Exercise input:
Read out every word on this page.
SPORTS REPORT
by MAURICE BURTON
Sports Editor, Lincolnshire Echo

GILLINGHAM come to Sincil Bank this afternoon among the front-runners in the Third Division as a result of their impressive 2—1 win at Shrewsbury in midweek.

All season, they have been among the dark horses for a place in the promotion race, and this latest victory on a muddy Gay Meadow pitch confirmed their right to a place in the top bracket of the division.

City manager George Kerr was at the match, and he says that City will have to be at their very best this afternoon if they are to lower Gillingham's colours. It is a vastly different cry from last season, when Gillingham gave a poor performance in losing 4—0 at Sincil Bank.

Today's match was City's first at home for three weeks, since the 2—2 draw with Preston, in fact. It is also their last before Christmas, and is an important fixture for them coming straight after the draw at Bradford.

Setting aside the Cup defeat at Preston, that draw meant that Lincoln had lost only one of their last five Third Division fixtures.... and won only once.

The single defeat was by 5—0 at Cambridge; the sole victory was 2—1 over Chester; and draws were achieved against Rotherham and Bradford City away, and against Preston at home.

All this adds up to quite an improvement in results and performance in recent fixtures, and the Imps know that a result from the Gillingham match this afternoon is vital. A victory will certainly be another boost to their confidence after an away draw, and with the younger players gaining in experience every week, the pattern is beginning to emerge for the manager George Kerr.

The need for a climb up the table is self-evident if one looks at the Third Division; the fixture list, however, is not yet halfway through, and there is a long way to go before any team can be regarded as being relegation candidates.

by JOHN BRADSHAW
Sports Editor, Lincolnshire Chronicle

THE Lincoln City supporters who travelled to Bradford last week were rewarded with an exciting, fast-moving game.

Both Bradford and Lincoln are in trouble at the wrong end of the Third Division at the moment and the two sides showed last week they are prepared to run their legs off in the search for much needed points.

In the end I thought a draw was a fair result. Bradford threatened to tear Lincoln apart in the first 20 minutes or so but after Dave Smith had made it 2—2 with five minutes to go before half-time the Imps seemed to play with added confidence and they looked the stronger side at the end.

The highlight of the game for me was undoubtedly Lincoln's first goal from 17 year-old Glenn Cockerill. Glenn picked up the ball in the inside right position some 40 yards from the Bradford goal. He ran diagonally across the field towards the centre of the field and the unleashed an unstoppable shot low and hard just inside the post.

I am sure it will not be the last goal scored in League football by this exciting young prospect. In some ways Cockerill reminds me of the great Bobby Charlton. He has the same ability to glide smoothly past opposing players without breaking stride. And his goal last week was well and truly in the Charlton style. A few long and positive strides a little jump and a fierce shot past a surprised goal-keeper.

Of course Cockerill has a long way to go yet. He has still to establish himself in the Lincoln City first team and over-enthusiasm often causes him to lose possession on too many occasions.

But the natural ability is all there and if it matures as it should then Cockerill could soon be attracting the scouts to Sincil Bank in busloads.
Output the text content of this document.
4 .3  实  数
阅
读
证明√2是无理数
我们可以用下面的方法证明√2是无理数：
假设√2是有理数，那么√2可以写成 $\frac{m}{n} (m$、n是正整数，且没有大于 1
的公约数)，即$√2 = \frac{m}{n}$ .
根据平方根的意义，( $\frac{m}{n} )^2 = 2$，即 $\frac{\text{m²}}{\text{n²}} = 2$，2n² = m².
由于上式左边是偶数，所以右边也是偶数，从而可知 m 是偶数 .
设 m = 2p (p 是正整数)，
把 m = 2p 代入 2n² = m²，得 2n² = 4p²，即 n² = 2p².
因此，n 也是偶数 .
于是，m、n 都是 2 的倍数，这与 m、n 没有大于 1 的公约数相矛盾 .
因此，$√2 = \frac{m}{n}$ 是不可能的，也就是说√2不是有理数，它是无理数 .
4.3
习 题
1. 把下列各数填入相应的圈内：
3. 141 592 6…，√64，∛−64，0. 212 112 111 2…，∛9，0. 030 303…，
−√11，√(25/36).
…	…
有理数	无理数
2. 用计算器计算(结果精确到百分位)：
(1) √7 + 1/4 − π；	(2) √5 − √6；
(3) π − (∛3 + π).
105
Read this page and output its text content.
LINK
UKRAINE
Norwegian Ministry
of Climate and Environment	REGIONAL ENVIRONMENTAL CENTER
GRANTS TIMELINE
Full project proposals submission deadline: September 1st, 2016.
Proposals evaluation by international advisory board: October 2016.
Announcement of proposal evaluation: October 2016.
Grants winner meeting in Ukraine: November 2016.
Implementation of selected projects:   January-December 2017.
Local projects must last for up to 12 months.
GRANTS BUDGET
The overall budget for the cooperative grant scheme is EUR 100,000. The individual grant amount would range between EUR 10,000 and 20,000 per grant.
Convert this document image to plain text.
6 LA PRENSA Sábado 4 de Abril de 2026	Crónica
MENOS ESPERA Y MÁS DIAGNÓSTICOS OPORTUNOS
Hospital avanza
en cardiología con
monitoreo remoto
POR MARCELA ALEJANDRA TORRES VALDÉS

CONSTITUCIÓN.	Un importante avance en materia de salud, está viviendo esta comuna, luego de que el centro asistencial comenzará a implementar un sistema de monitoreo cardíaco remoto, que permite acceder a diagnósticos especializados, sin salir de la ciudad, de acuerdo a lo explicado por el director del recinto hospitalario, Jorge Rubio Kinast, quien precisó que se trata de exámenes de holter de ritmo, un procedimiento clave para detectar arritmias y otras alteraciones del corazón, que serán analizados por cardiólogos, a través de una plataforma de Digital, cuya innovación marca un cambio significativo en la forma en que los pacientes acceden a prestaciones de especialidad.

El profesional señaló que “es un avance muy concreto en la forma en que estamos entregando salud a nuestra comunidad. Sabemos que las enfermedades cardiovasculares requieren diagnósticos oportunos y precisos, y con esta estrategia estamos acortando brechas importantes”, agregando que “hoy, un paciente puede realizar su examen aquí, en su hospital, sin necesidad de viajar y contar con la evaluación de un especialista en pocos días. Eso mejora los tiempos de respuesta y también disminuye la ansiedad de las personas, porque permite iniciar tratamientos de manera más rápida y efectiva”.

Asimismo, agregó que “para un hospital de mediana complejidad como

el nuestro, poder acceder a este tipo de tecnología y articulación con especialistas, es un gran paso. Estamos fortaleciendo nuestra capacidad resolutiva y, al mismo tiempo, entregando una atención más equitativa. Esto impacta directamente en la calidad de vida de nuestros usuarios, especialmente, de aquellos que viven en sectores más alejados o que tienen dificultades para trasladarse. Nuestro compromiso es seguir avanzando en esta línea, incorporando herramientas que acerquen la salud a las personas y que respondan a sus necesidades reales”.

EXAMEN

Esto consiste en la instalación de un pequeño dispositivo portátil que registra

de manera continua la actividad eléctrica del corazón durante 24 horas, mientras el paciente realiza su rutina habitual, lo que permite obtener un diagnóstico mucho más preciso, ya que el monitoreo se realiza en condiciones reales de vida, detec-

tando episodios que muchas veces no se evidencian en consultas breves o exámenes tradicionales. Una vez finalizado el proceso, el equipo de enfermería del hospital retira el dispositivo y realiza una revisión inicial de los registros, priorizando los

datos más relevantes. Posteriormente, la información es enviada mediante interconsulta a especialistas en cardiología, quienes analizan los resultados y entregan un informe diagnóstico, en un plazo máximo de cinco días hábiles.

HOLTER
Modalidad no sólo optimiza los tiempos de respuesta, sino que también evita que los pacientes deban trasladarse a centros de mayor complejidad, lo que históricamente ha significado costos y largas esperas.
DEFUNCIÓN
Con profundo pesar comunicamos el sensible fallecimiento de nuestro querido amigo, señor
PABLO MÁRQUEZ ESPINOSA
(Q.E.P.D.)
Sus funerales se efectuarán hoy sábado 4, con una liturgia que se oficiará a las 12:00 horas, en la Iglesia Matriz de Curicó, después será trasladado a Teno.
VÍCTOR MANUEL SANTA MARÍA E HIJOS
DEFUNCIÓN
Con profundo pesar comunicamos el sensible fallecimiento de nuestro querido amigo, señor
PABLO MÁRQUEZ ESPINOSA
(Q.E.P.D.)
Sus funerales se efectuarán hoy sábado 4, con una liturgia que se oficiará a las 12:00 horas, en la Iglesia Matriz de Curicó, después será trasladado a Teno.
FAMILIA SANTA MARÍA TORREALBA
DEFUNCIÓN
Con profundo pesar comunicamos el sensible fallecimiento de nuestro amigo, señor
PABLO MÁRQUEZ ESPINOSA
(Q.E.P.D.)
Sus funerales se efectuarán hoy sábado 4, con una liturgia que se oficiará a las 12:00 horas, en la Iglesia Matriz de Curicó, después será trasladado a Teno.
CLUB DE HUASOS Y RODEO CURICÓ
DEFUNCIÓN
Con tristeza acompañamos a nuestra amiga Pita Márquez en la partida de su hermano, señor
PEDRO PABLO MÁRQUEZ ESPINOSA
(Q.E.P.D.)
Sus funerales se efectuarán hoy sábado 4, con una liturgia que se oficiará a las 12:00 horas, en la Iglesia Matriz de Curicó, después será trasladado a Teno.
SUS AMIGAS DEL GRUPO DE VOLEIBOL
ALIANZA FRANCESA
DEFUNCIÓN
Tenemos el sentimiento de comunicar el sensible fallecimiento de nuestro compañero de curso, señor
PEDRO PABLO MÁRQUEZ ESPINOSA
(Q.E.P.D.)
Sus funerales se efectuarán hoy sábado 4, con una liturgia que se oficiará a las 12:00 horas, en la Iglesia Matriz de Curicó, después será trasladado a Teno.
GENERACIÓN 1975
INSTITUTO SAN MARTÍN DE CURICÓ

Given request: In the data above, how many lines contain the string "fixtures"? Answer with the number only.

Answer to this exercise: 2